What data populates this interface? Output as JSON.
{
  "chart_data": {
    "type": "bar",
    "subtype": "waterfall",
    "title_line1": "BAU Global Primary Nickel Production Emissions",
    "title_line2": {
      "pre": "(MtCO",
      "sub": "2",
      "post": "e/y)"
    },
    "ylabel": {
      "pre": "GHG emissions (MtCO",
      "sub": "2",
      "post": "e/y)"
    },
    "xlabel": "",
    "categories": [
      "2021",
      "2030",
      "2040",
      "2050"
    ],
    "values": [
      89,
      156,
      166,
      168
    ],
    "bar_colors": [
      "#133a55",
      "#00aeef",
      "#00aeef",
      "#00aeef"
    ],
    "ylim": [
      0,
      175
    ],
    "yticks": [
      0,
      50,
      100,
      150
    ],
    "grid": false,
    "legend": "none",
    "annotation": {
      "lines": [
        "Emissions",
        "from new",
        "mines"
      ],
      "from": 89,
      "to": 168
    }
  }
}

**The problem:**
The full set of records should be duplicated exactly.

**Solution for this problem:**
What data populates this interface? Output as JSON.
{
  "chart_data": {
    "type": "bar",
    "subtype": "waterfall",
    "title_line1": "BAU Global Primary Nickel Production Emissions",
    "title_line2": {
      "pre": "(MtCO",
      "sub": "2",
      "post": "e/y)"
    },
    "ylabel": {
      "pre": "GHG emissions (MtCO",
      "sub": "2",
      "post": "e/y)"
    },
    "xlabel": "",
    "categories": [
      "2021",
      "2030",
      "2040",
      "2050"
    ],
    "values": [
      89,
      156,
      166,
      168
    ],
    "bar_colors": [
      "#133a55",
      "#00aeef",
      "#00aeef",
      "#00aeef"
    ],
    "ylim": [
      0,
      175
    ],
    "yticks": [
      0,
      50,
      100,
      150
    ],
    "grid": false,
    "legend": "none",
    "annotation": {
      "lines": [
        "Emissions",
        "from new",
        "mines"
      ],
      "from": 89,
      "to": 168
    }
  }
}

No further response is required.